[Chart and figure data]

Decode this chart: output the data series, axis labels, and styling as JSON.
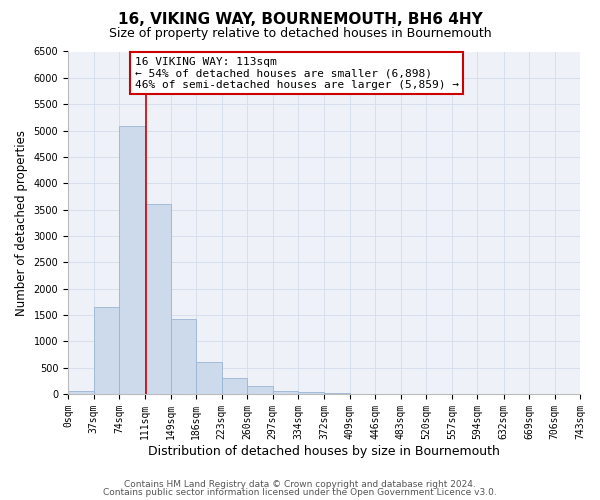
{
  "title": "16, VIKING WAY, BOURNEMOUTH, BH6 4HY",
  "subtitle": "Size of property relative to detached houses in Bournemouth",
  "xlabel": "Distribution of detached houses by size in Bournemouth",
  "ylabel": "Number of detached properties",
  "bin_edges": [
    0,
    37,
    74,
    111,
    149,
    186,
    223,
    260,
    297,
    334,
    372,
    409,
    446,
    483,
    520,
    557,
    594,
    632,
    669,
    706,
    743
  ],
  "bin_heights": [
    60,
    1650,
    5080,
    3600,
    1420,
    610,
    300,
    145,
    60,
    30,
    10,
    5,
    0,
    0,
    0,
    0,
    0,
    0,
    0,
    0
  ],
  "bar_color": "#ccdaec",
  "bar_edge_color": "#9ab4d4",
  "vline_x": 113,
  "vline_color": "#cc0000",
  "ylim": [
    0,
    6500
  ],
  "yticks": [
    0,
    500,
    1000,
    1500,
    2000,
    2500,
    3000,
    3500,
    4000,
    4500,
    5000,
    5500,
    6000,
    6500
  ],
  "tick_labels": [
    "0sqm",
    "37sqm",
    "74sqm",
    "111sqm",
    "149sqm",
    "186sqm",
    "223sqm",
    "260sqm",
    "297sqm",
    "334sqm",
    "372sqm",
    "409sqm",
    "446sqm",
    "483sqm",
    "520sqm",
    "557sqm",
    "594sqm",
    "632sqm",
    "669sqm",
    "706sqm",
    "743sqm"
  ],
  "annotation_line1": "16 VIKING WAY: 113sqm",
  "annotation_line2": "← 54% of detached houses are smaller (6,898)",
  "annotation_line3": "46% of semi-detached houses are larger (5,859) →",
  "footer1": "Contains HM Land Registry data © Crown copyright and database right 2024.",
  "footer2": "Contains public sector information licensed under the Open Government Licence v3.0.",
  "grid_color": "#d4dcea",
  "background_color": "#eef2f8",
  "title_fontsize": 11,
  "subtitle_fontsize": 9,
  "xlabel_fontsize": 9,
  "ylabel_fontsize": 8.5,
  "tick_fontsize": 7,
  "footer_fontsize": 6.5,
  "annot_fontsize": 8
}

Task instructions
Leave images out of the retyped records; keep all else exact.

Task output
Decode this chart: output the data series, axis labels, and styling as JSON.
{
  "title": "16, VIKING WAY, BOURNEMOUTH, BH6 4HY",
  "subtitle": "Size of property relative to detached houses in Bournemouth",
  "xlabel": "Distribution of detached houses by size in Bournemouth",
  "ylabel": "Number of detached properties",
  "bin_edges": [
    0,
    37,
    74,
    111,
    149,
    186,
    223,
    260,
    297,
    334,
    372,
    409,
    446,
    483,
    520,
    557,
    594,
    632,
    669,
    706,
    743
  ],
  "bin_heights": [
    60,
    1650,
    5080,
    3600,
    1420,
    610,
    300,
    145,
    60,
    30,
    10,
    5,
    0,
    0,
    0,
    0,
    0,
    0,
    0,
    0
  ],
  "bar_color": "#ccdaec",
  "bar_edge_color": "#9ab4d4",
  "vline_x": 113,
  "vline_color": "#cc0000",
  "ylim": [
    0,
    6500
  ],
  "yticks": [
    0,
    500,
    1000,
    1500,
    2000,
    2500,
    3000,
    3500,
    4000,
    4500,
    5000,
    5500,
    6000,
    6500
  ],
  "tick_labels": [
    "0sqm",
    "37sqm",
    "74sqm",
    "111sqm",
    "149sqm",
    "186sqm",
    "223sqm",
    "260sqm",
    "297sqm",
    "334sqm",
    "372sqm",
    "409sqm",
    "446sqm",
    "483sqm",
    "520sqm",
    "557sqm",
    "594sqm",
    "632sqm",
    "669sqm",
    "706sqm",
    "743sqm"
  ],
  "annotation_line1": "16 VIKING WAY: 113sqm",
  "annotation_line2": "← 54% of detached houses are smaller (6,898)",
  "annotation_line3": "46% of semi-detached houses are larger (5,859) →",
  "footer1": "Contains HM Land Registry data © Crown copyright and database right 2024.",
  "footer2": "Contains public sector information licensed under the Open Government Licence v3.0.",
  "grid_color": "#d4dcea",
  "background_color": "#eef2f8",
  "title_fontsize": 11,
  "subtitle_fontsize": 9,
  "xlabel_fontsize": 9,
  "ylabel_fontsize": 8.5,
  "tick_fontsize": 7,
  "footer_fontsize": 6.5,
  "annot_fontsize": 8
}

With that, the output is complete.